▶ _WRITTEN TASK_:
Find the lines below that contain the string "this". Copy each one.

▶ _Figure contents as structured data_:
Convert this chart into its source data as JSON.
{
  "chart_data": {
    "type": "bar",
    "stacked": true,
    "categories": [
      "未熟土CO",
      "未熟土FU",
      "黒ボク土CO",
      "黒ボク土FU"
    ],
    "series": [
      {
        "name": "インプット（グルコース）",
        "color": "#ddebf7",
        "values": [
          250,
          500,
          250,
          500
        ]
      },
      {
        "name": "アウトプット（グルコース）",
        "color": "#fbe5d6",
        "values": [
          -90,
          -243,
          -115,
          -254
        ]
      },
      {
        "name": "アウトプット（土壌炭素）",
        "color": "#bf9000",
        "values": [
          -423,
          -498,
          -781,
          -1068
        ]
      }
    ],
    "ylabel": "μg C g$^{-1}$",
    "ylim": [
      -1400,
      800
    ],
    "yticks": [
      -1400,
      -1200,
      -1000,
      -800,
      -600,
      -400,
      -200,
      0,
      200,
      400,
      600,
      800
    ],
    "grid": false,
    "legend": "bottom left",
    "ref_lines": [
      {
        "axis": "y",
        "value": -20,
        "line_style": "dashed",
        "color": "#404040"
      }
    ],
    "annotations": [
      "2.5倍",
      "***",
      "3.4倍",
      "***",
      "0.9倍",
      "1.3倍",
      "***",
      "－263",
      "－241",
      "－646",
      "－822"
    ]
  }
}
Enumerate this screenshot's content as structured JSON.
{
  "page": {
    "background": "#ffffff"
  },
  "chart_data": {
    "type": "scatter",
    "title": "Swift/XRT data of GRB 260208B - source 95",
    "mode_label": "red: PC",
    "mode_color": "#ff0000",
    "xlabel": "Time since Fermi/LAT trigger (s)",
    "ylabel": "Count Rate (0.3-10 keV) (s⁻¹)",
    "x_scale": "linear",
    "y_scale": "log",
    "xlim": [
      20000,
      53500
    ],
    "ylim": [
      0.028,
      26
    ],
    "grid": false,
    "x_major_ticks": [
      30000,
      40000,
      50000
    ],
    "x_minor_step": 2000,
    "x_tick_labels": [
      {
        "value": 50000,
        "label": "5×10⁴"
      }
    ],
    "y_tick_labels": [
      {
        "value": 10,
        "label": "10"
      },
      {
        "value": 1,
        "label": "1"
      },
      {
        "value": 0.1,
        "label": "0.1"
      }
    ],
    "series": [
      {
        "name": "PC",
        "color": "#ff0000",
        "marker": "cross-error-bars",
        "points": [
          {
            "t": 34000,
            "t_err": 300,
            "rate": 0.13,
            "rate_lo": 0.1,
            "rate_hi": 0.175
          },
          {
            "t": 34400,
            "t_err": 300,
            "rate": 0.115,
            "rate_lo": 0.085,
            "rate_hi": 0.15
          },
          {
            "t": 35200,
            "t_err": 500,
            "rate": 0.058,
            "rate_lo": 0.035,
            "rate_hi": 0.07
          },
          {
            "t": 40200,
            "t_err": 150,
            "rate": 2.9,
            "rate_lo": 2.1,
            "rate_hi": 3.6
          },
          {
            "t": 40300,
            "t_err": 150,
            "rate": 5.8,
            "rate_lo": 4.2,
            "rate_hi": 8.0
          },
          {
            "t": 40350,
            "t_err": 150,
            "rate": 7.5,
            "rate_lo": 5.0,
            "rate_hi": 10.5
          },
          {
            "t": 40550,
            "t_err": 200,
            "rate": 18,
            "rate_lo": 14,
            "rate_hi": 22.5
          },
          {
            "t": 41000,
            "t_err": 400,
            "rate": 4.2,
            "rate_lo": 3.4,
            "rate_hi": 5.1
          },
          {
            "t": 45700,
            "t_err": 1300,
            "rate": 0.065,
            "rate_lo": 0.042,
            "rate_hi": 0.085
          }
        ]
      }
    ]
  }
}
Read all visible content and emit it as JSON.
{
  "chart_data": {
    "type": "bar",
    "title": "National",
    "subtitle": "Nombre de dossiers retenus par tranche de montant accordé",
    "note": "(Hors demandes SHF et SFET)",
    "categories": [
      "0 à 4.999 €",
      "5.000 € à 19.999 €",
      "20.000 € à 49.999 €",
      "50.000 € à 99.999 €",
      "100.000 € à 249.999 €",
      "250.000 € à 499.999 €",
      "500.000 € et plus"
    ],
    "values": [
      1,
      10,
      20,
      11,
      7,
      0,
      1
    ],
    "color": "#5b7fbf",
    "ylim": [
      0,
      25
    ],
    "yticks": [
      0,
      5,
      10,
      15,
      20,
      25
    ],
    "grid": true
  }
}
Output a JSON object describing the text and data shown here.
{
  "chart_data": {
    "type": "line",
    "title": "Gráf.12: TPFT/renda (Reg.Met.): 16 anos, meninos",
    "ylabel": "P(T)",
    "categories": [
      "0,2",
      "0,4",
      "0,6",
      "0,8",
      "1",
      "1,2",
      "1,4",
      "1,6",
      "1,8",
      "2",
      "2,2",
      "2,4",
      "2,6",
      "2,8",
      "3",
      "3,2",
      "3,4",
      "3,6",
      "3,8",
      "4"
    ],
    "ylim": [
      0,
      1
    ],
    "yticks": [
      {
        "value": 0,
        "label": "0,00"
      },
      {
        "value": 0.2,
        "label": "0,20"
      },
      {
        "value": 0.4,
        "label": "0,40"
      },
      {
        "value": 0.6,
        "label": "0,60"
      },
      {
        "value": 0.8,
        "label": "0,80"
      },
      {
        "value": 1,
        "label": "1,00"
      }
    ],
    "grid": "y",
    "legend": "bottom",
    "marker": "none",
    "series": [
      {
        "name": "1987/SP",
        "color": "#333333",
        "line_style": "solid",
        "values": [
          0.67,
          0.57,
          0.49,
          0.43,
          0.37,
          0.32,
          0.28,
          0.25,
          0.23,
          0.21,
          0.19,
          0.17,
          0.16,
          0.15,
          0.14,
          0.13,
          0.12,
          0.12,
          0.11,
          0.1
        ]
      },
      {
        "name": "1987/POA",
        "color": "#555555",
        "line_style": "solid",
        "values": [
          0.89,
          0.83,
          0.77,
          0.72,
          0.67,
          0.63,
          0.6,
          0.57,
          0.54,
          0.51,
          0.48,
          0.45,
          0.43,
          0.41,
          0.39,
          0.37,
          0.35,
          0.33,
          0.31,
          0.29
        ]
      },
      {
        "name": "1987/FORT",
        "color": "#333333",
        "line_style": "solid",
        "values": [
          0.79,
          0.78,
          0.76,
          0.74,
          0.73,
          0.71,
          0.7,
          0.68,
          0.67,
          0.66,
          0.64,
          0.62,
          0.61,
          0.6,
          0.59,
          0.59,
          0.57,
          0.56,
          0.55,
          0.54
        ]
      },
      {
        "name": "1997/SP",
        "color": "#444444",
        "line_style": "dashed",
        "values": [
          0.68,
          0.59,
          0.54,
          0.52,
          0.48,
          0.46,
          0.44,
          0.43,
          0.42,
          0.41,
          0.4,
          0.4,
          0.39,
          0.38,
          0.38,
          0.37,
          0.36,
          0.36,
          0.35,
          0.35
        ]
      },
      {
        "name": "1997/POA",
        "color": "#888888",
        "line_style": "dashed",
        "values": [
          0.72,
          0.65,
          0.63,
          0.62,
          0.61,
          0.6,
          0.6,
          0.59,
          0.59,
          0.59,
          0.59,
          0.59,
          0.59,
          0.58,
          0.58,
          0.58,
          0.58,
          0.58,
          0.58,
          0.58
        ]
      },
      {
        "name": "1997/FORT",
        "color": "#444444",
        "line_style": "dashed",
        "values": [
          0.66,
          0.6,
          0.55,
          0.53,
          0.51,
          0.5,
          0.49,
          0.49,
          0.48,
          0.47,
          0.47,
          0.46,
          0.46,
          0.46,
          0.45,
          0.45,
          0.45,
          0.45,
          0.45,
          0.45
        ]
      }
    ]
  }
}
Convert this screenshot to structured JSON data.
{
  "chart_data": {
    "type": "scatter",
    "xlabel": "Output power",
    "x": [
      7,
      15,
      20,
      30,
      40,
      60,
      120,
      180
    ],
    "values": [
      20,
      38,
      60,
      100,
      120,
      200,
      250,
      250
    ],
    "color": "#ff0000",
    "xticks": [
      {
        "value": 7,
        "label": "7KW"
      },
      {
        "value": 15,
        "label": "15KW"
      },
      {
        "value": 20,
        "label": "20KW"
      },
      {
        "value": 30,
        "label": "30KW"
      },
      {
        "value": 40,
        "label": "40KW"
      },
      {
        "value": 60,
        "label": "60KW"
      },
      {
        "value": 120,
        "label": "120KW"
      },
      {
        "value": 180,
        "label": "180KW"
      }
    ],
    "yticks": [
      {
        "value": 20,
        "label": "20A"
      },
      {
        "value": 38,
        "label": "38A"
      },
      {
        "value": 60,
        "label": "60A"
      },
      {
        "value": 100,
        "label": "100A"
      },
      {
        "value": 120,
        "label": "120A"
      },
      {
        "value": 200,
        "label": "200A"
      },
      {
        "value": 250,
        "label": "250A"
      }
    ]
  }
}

▶ _ANSWER TO THE PROBLEM_:
Convert this chart into its source data as JSON.
Enumerate this screenshot's content as structured JSON.
Convert this screenshot to structured JSON data.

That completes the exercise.